Saved entries
________________________________________

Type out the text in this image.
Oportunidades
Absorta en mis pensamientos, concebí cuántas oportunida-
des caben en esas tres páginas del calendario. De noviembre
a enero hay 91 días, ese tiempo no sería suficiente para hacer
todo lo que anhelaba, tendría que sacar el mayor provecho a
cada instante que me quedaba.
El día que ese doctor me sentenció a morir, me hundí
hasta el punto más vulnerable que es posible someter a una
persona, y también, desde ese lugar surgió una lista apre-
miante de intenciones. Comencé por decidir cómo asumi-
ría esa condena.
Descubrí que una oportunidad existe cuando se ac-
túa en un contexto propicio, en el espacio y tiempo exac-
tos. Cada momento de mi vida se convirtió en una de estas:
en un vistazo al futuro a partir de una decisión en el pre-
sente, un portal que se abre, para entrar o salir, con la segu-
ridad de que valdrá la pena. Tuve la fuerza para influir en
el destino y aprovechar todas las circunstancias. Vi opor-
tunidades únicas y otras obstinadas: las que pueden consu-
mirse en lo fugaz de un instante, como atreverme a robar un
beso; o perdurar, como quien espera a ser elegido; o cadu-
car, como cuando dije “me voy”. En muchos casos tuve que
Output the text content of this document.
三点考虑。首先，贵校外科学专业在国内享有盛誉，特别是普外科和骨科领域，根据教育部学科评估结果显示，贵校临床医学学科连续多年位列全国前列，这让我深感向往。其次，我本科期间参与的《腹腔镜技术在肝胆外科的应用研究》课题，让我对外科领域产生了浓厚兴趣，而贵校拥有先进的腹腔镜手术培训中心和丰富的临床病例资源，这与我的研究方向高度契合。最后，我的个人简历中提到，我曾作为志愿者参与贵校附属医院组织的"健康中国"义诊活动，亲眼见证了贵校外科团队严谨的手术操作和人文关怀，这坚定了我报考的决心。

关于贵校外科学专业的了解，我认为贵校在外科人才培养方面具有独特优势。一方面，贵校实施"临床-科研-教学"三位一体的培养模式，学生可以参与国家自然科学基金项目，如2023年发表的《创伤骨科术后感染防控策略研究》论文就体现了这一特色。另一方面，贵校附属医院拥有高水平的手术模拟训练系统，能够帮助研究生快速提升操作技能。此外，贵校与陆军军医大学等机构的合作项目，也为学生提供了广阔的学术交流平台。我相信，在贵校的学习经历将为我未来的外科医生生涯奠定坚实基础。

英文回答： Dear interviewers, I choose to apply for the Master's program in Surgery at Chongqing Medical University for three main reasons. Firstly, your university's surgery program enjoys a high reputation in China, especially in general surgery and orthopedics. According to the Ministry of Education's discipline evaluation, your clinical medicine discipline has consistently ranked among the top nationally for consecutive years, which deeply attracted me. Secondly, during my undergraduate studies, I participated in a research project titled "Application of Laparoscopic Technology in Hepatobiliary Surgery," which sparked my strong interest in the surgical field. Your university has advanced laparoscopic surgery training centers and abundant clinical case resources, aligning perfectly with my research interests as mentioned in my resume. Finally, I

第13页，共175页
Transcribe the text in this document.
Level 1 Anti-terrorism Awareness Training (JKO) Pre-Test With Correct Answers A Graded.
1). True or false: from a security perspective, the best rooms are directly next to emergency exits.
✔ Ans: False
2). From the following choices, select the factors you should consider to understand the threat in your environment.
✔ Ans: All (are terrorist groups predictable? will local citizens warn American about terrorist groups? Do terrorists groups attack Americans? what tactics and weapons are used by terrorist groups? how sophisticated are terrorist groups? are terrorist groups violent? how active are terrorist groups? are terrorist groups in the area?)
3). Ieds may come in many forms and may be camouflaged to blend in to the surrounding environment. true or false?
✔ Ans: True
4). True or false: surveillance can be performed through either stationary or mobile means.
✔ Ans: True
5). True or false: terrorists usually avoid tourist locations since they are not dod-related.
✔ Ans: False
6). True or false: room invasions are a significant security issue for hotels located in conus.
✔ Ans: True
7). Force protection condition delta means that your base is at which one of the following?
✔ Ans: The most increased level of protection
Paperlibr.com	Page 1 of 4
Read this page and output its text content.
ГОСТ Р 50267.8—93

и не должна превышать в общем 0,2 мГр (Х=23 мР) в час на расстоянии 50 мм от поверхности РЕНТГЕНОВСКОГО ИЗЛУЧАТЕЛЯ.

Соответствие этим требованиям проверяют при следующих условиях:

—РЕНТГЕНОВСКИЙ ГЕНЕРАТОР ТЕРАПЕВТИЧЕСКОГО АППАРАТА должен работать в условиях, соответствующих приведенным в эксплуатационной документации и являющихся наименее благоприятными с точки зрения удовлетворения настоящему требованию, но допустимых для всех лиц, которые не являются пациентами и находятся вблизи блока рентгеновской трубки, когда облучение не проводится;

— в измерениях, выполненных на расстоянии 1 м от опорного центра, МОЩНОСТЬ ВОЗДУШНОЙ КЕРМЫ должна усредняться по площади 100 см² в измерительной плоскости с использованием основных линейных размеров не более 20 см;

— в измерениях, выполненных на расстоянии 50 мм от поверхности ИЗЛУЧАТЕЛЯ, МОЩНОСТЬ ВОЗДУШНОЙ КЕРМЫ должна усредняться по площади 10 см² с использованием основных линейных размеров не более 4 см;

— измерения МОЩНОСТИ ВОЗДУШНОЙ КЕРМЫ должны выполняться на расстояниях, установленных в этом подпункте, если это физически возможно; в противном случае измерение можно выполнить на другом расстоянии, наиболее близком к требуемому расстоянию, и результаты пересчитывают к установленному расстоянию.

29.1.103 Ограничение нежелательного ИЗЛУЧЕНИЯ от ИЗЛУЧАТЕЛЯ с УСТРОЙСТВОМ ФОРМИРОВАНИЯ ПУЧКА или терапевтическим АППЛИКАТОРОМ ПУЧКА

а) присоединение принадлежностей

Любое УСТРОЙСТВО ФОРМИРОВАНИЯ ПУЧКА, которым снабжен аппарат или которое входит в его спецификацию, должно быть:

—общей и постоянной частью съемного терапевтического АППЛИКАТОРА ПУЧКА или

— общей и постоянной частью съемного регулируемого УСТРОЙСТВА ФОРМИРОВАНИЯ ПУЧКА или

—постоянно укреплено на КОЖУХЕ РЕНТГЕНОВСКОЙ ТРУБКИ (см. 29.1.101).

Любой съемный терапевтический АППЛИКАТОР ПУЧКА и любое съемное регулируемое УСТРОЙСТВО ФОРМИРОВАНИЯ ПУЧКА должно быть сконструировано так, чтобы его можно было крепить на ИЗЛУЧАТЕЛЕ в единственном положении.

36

________________________________________

- **WRITTEN PROBLEM**:
Identify each line in the records above containing the word "this"; copy those lines.

- **THE ANSWER**:
Type out the text in this image.
Output the text content of this document.
Transcribe the text in this document.
Read this page and output its text content.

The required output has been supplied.